- DATASET EXTRACT -
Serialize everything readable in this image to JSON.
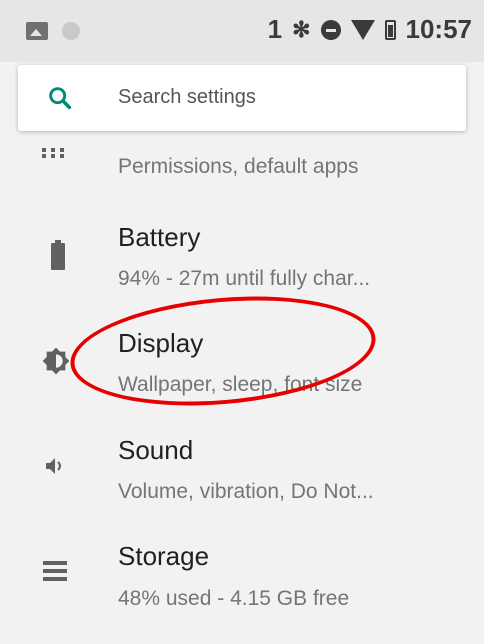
{
  "status_bar": {
    "notification_count": "1",
    "time": "10:57",
    "icons": [
      "image-icon",
      "circle-icon",
      "bluetooth-icon",
      "dnd-icon",
      "wifi-icon",
      "battery-icon"
    ]
  },
  "search": {
    "placeholder": "Search settings"
  },
  "items": [
    {
      "title": "",
      "summary": "Permissions, default apps",
      "icon": "apps-icon"
    },
    {
      "title": "Battery",
      "summary": "94% - 27m until fully char...",
      "icon": "battery-icon"
    },
    {
      "title": "Display",
      "summary": "Wallpaper, sleep, font size",
      "icon": "brightness-icon"
    },
    {
      "title": "Sound",
      "summary": "Volume, vibration, Do Not...",
      "icon": "volume-icon"
    },
    {
      "title": "Storage",
      "summary": "48% used - 4.15 GB free",
      "icon": "storage-icon"
    }
  ],
  "colors": {
    "accent": "#00897b",
    "annotation": "#e60000"
  }
}
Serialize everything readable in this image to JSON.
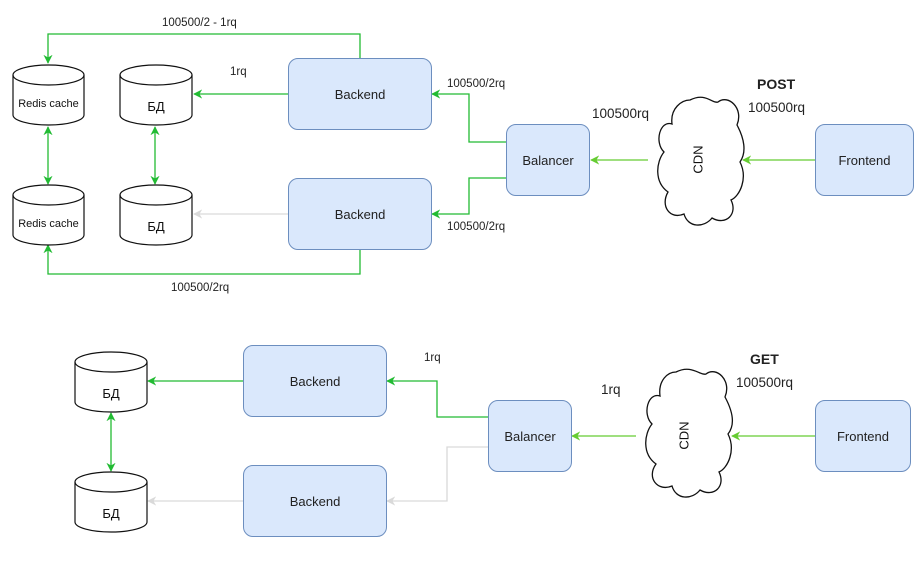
{
  "colors": {
    "active_edge": "#22bb33",
    "inactive_edge": "#d9d9d9",
    "box_fill": "#dae8fc",
    "box_stroke": "#6c8ebf"
  },
  "post": {
    "method": "POST",
    "frontend_label": "Frontend",
    "cdn_label": "CDN",
    "balancer_label": "Balancer",
    "backend_top_label": "Backend",
    "backend_bottom_label": "Backend",
    "redis_top_label": "Redis cache",
    "redis_bottom_label": "Redis cache",
    "db_top_label": "БД",
    "db_bottom_label": "БД",
    "frontend_to_cdn_rate": "100500rq",
    "cdn_to_balancer_rate": "100500rq",
    "balancer_to_backend_top_rate": "100500/2rq",
    "balancer_to_backend_bottom_rate": "100500/2rq",
    "backend_top_to_db_rate": "1rq",
    "backend_top_to_redis_rate": "100500/2 - 1rq",
    "backend_bottom_to_redis_rate": "100500/2rq"
  },
  "get": {
    "method": "GET",
    "frontend_label": "Frontend",
    "cdn_label": "CDN",
    "balancer_label": "Balancer",
    "backend_top_label": "Backend",
    "backend_bottom_label": "Backend",
    "db_top_label": "БД",
    "db_bottom_label": "БД",
    "frontend_to_cdn_rate": "100500rq",
    "cdn_to_balancer_rate": "1rq",
    "balancer_to_backend_top_rate": "1rq"
  }
}
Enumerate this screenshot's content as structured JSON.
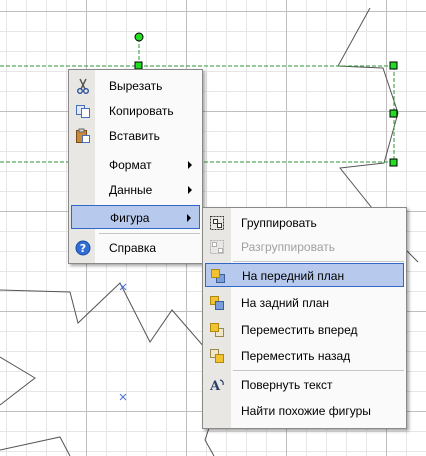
{
  "colors": {
    "selection_outline": "#2e9a3a",
    "handle_fill": "#22dd22",
    "highlight_fill": "#b7c9ec",
    "highlight_border": "#3168c8"
  },
  "context_menu": {
    "items": [
      {
        "label": "Вырезать",
        "icon": "scissors-icon"
      },
      {
        "label": "Копировать",
        "icon": "copy-icon"
      },
      {
        "label": "Вставить",
        "icon": "paste-icon"
      },
      {
        "label": "Формат",
        "submenu": true
      },
      {
        "label": "Данные",
        "submenu": true
      },
      {
        "label": "Фигура",
        "submenu": true,
        "highlighted": true
      },
      {
        "label": "Справка",
        "icon": "help-icon"
      }
    ]
  },
  "submenu": {
    "items": [
      {
        "label": "Группировать",
        "icon": "group-icon"
      },
      {
        "label": "Разгруппировать",
        "icon": "ungroup-icon",
        "disabled": true
      },
      {
        "label": "На передний план",
        "icon": "bring-to-front-icon",
        "highlighted": true
      },
      {
        "label": "На задний план",
        "icon": "send-to-back-icon"
      },
      {
        "label": "Переместить вперед",
        "icon": "bring-forward-icon"
      },
      {
        "label": "Переместить назад",
        "icon": "send-backward-icon"
      },
      {
        "label": "Повернуть текст",
        "icon": "rotate-text-icon"
      },
      {
        "label": "Найти похожие фигуры"
      }
    ]
  }
}
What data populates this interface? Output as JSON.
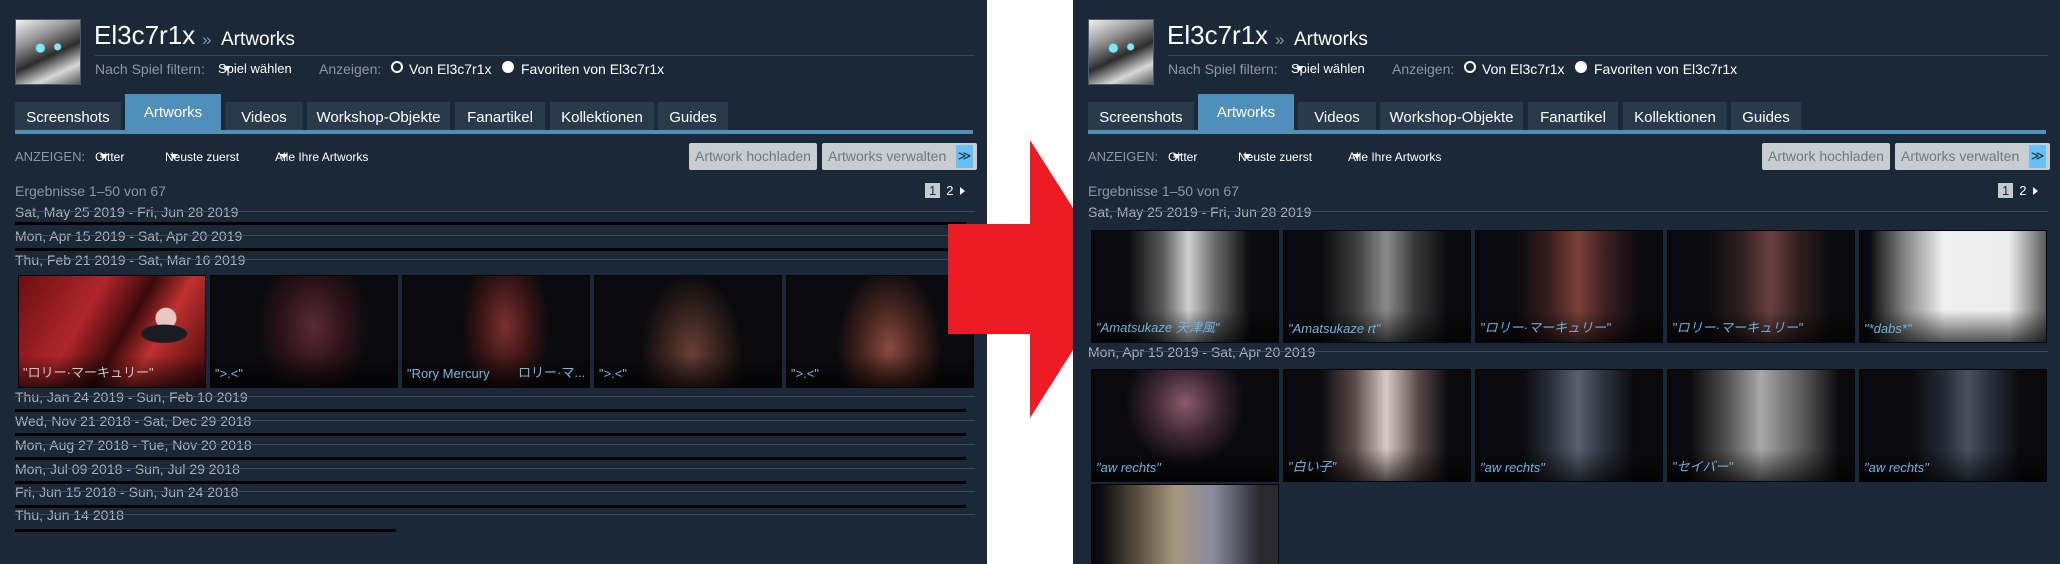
{
  "profile": {
    "name": "El3c7r1x",
    "separator": "»",
    "section": "Artworks"
  },
  "filters": {
    "by_game_label": "Nach Spiel filtern:",
    "game_select": "Spiel wählen",
    "show_label": "Anzeigen:",
    "option_own": "Von El3c7r1x",
    "option_favorites": "Favoriten von El3c7r1x"
  },
  "tabs": [
    "Screenshots",
    "Artworks",
    "Videos",
    "Workshop-Objekte",
    "Fanartikel",
    "Kollektionen",
    "Guides"
  ],
  "active_tab": "Artworks",
  "view": {
    "label": "ANZEIGEN:",
    "layout": "Gitter",
    "sort": "Neuste zuerst",
    "scope": "Alle Ihre Artworks"
  },
  "buttons": {
    "upload": "Artwork hochladen",
    "manage": "Artworks verwalten",
    "manage_dropdown": "≫"
  },
  "results": {
    "text": "Ergebnisse 1–50 von 67",
    "pages": [
      "1",
      "2"
    ]
  },
  "left_panel": {
    "date_groups": [
      "Sat, May 25 2019 - Fri, Jun 28 2019",
      "Mon, Apr 15 2019 - Sat, Apr 20 2019",
      "Thu, Feb 21 2019 - Sat, Mar 16 2019",
      "Thu, Jan 24 2019 - Sun, Feb 10 2019",
      "Wed, Nov 21 2018 - Sat, Dec 29 2018",
      "Mon, Aug 27 2018 - Tue, Nov 20 2018",
      "Mon, Jul 09 2018 - Sun, Jul 29 2018",
      "Fri, Jun 15 2018 - Sun, Jun 24 2018",
      "Thu, Jun 14 2018"
    ],
    "thumbnails": [
      {
        "caption": "\"ロリー·マーキュリー\"",
        "caption2": "",
        "tint": "#8f2323"
      },
      {
        "caption": "\">.<\"",
        "caption2": "",
        "tint": "#5a2a36"
      },
      {
        "caption": "\"Rory Mercury",
        "caption2": "ロリー·マ...",
        "tint": "#7a3030"
      },
      {
        "caption": "\">.<\"",
        "caption2": "",
        "tint": "#6a4038"
      },
      {
        "caption": "\">.<\"",
        "caption2": "",
        "tint": "#8a4a40"
      }
    ]
  },
  "right_panel": {
    "date_groups": [
      "Sat, May 25 2019 - Fri, Jun 28 2019",
      "Mon, Apr 15 2019 - Sat, Apr 20 2019"
    ],
    "row1": [
      {
        "caption": "\"Amatsukaze 天津風\"",
        "tint": "#bdbdbd"
      },
      {
        "caption": "\"Amatsukaze rt\"",
        "tint": "#8a8a8a"
      },
      {
        "caption": "\"ロリー·マーキュリー\"",
        "tint": "#7a4038"
      },
      {
        "caption": "\"ロリー·マーキュリー\"",
        "tint": "#6a4040"
      },
      {
        "caption": "\"*dabs*\"",
        "tint": "#f0f0f0"
      }
    ],
    "row2": [
      {
        "caption": "\"aw rechts\"",
        "tint": "#8a5a6a"
      },
      {
        "caption": "\"白い子\"",
        "tint": "#c8b8b8"
      },
      {
        "caption": "\"aw rechts\"",
        "tint": "#5a6070"
      },
      {
        "caption": "\"セイバー\"",
        "tint": "#a0a0a0"
      },
      {
        "caption": "\"aw rechts\"",
        "tint": "#4a5060"
      }
    ],
    "row3": [
      {
        "caption": "",
        "tint": "#9a8a78"
      }
    ]
  },
  "colors": {
    "background": "#1b2838",
    "accent_tab": "#4f8fba",
    "arrow": "#ed1c24",
    "caption_link": "#6fb2e0"
  },
  "icons": [
    "avatar",
    "radio-empty",
    "radio-filled",
    "caret-down-icon",
    "double-chevron-icon",
    "next-page-icon",
    "right-arrow-icon"
  ]
}
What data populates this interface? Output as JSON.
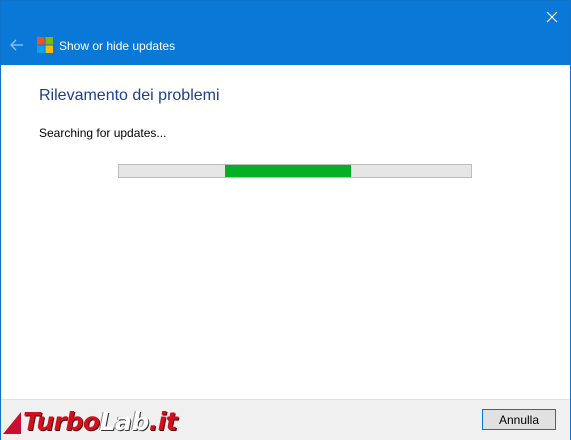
{
  "window": {
    "title": "Show or hide updates",
    "close_icon": "close-icon",
    "back_icon": "back-arrow-icon",
    "app_icon": "windows-logo-icon"
  },
  "content": {
    "heading": "Rilevamento dei problemi",
    "status": "Searching for updates...",
    "progress": {
      "indeterminate": true,
      "segment_start_fraction": 0.3,
      "segment_end_fraction": 0.66
    }
  },
  "footer": {
    "cancel_label": "Annulla"
  },
  "watermark": {
    "part1": "Turbo",
    "part2": "Lab",
    "part3": ".it"
  },
  "colors": {
    "titlebar": "#0a78d7",
    "heading": "#1d3f8f",
    "progress_fill": "#06b025",
    "progress_track": "#e6e6e6"
  }
}
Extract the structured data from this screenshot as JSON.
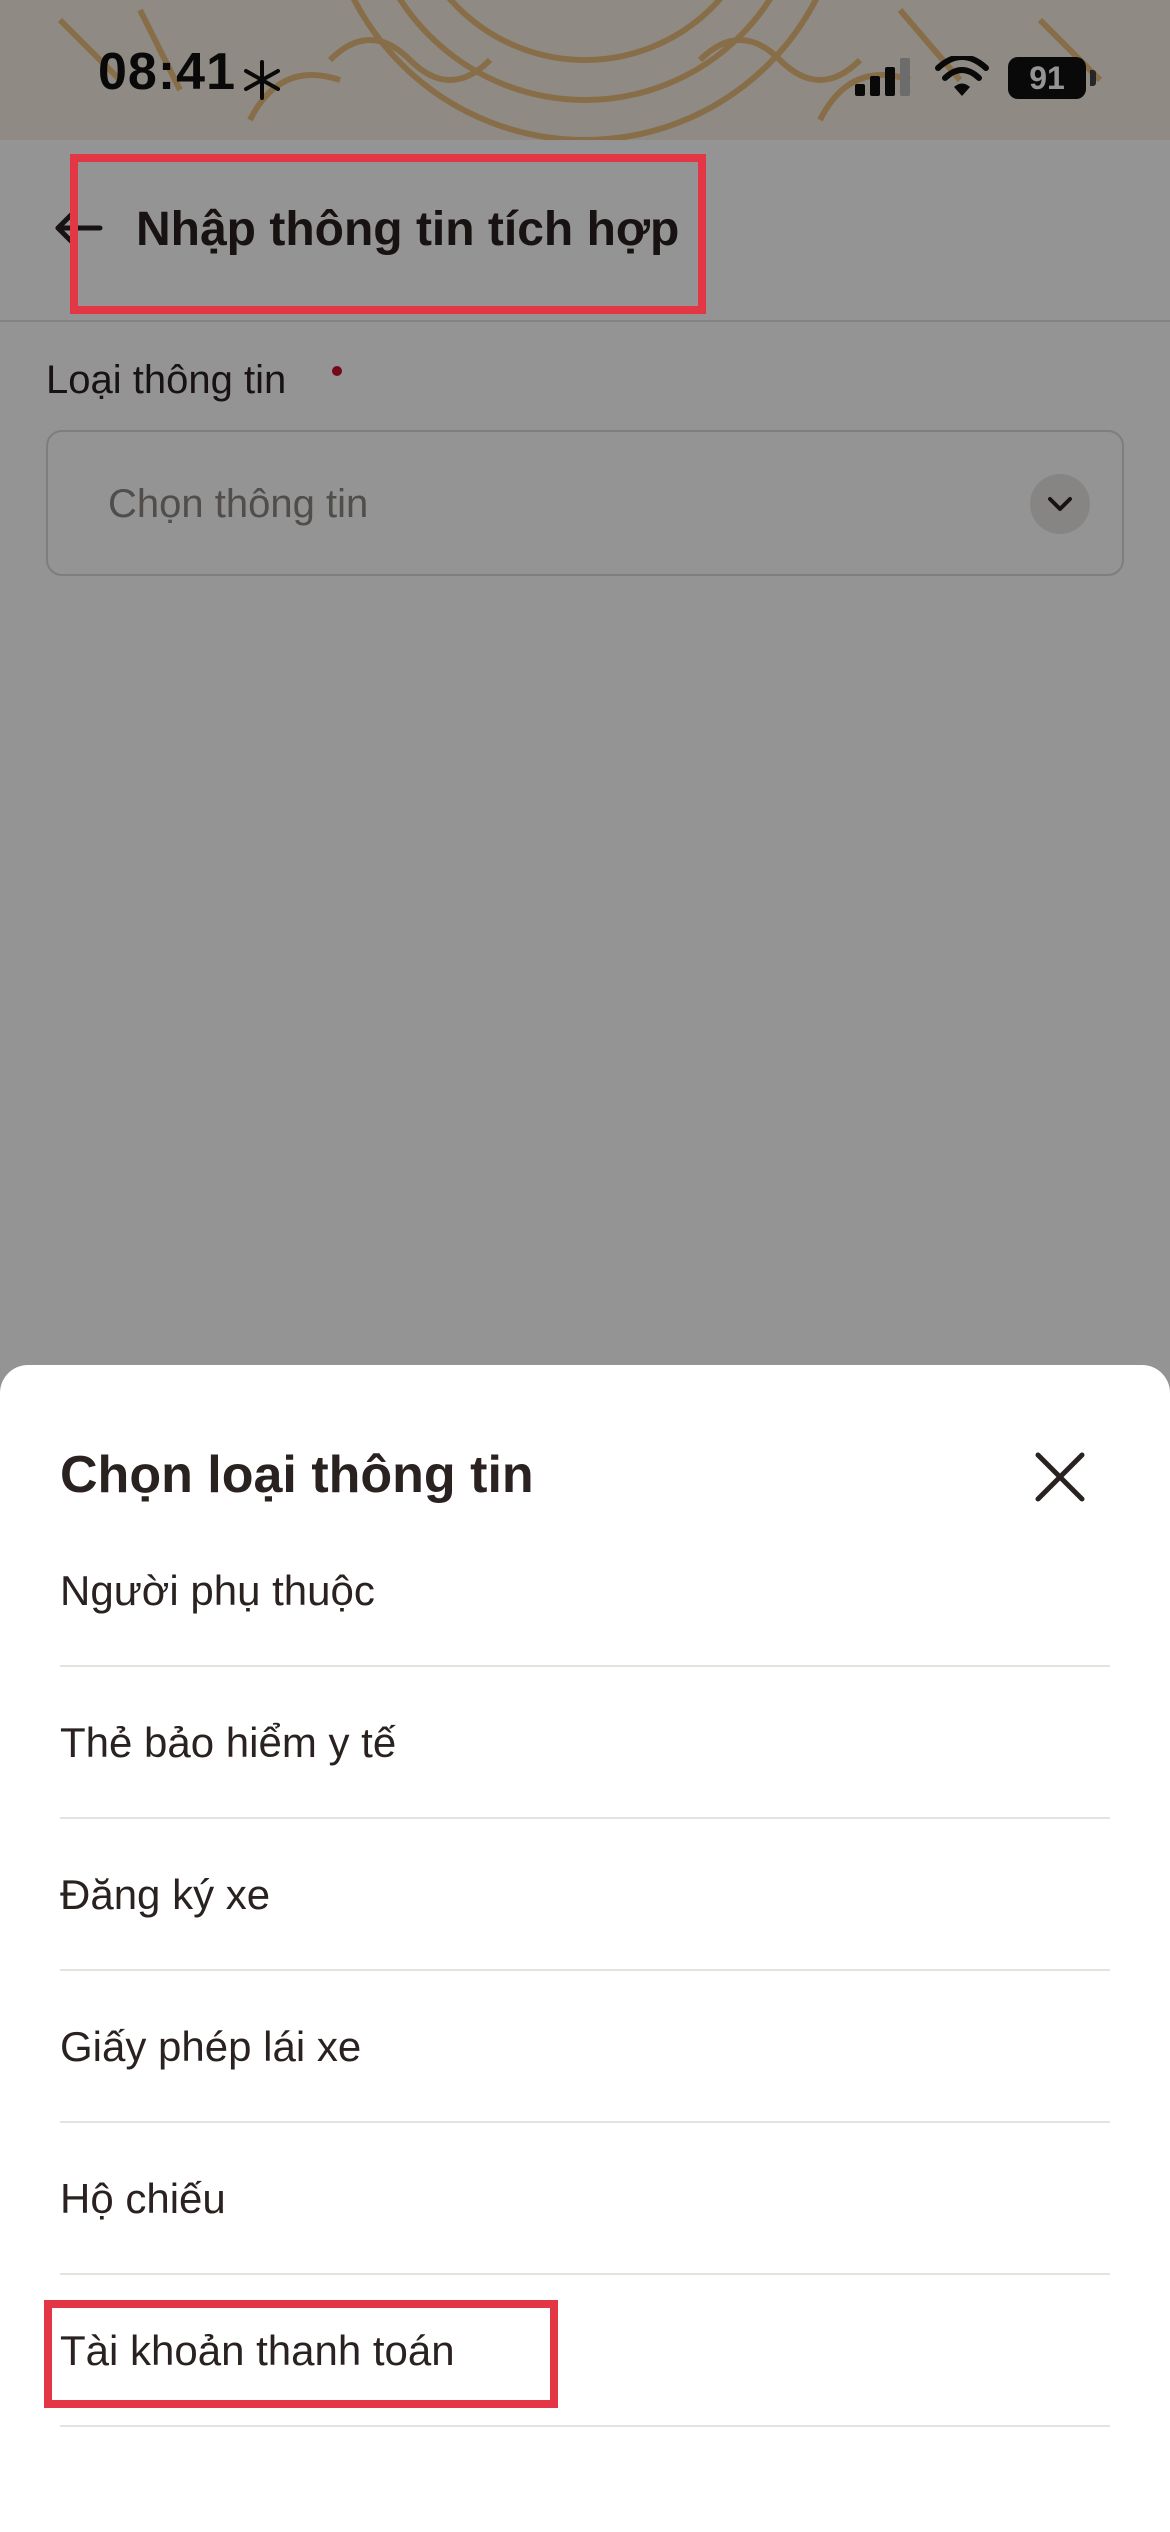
{
  "status_bar": {
    "time": "08:41",
    "battery": "91",
    "icons": [
      "snowflake-icon",
      "signal-icon",
      "wifi-icon",
      "battery-icon"
    ]
  },
  "header": {
    "title": "Nhập thông tin tích hợp",
    "back_icon": "arrow-left-icon"
  },
  "form": {
    "field_label": "Loại thông tin",
    "required": true,
    "select_placeholder": "Chọn thông tin",
    "select_icon": "chevron-down-icon"
  },
  "sheet": {
    "title": "Chọn loại thông tin",
    "close_icon": "close-icon",
    "options": [
      {
        "label": "Người phụ thuộc"
      },
      {
        "label": "Thẻ bảo hiểm y tế"
      },
      {
        "label": "Đăng ký xe"
      },
      {
        "label": "Giấy phép lái xe"
      },
      {
        "label": "Hộ chiếu"
      },
      {
        "label": "Tài khoản thanh toán"
      }
    ]
  },
  "colors": {
    "highlight": "#e33745",
    "required_dot": "#c8102e",
    "status_bg": "#f7efe4",
    "pattern": "#e9b56a"
  }
}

- WHAT TO DO -
From the listing above, collect each line in which the string "Artworks" appears.

- SOLVED EXERCISE -
    "section": "Artworks"
    "Artworks",
  "active_tab": "Artworks",
    "scope": "Alle Ihre Artworks"
    "manage": "Artworks verwalten",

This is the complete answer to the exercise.